**WHAT THE EXERCISE ASKS**
From the entries below, pull out each line where "Tuyến" appears.

PROVIDED RECORDS start

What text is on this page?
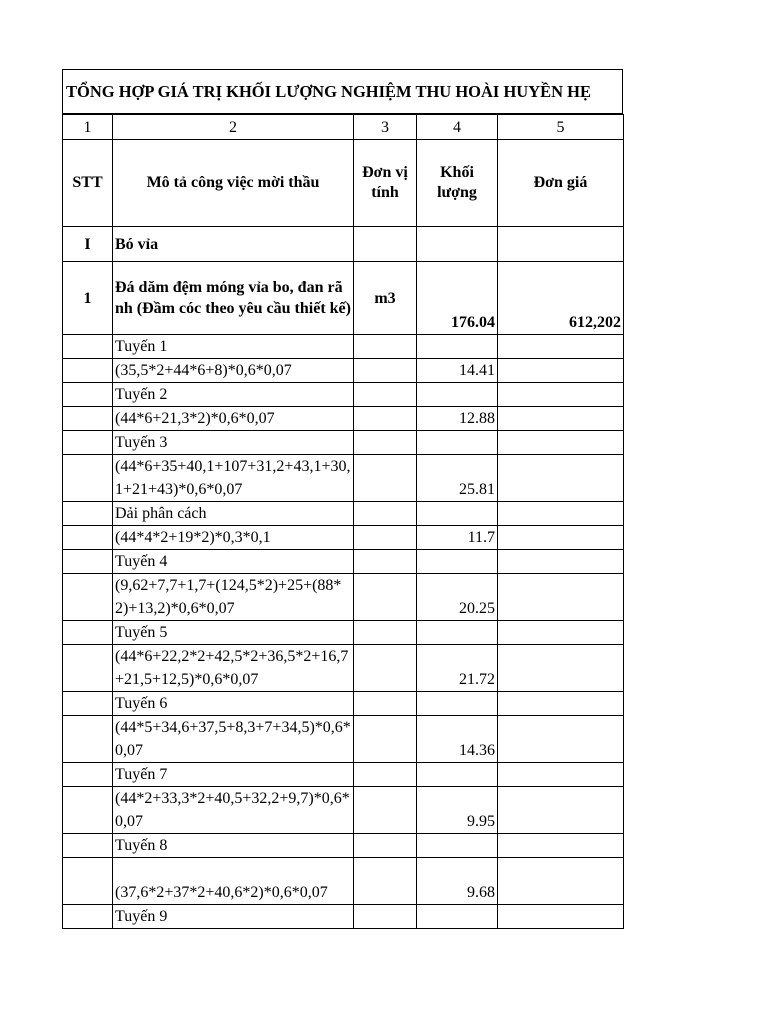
TỔNG HỢP GIÁ TRỊ KHỐI LƯỢNG NGHIỆM THU HOÀI HUYỀN HẸ
1	2	3	4	5
STT	Mô tả công việc mời thầu	Đơn vị tính	Khối lượng	Đơn giá
I	Bó vỉa			
1	Đá dăm đệm móng vỉa bo, đan rãnh (Đầm cóc theo yêu cầu thiết kế)	m3	176.04	612,202
	Tuyến 1			
	(35,5*2+44*6+8)*0,6*0,07		14.41	
	Tuyến 2			
	(44*6+21,3*2)*0,6*0,07		12.88	
	Tuyến 3			
	(44*6+35+40,1+107+31,2+43,1+30,1+21+43)*0,6*0,07		25.81	
	Dải phân cách			
	(44*4*2+19*2)*0,3*0,1		11.7	
	Tuyến 4			
	(9,62+7,7+1,7+(124,5*2)+25+(88*2)+13,2)*0,6*0,07		20.25	
	Tuyến 5			
	(44*6+22,2*2+42,5*2+36,5*2+16,7+21,5+12,5)*0,6*0,07		21.72	
	Tuyến 6			
	(44*5+34,6+37,5+8,3+7+34,5)*0,6*0,07		14.36	
	Tuyến 7			
	(44*2+33,3*2+40,5+32,2+9,7)*0,6*0,07		9.95	
	Tuyến 8			
	(37,6*2+37*2+40,6*2)*0,6*0,07		9.68	
	Tuyến 9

PROVIDED RECORDS end

**REPLY TO THE TASK**
	Tuyến 1			
	Tuyến 2			
	Tuyến 3			
	Tuyến 4			
	Tuyến 5			
	Tuyến 6			
	Tuyến 7			
	Tuyến 8			
	Tuyến 9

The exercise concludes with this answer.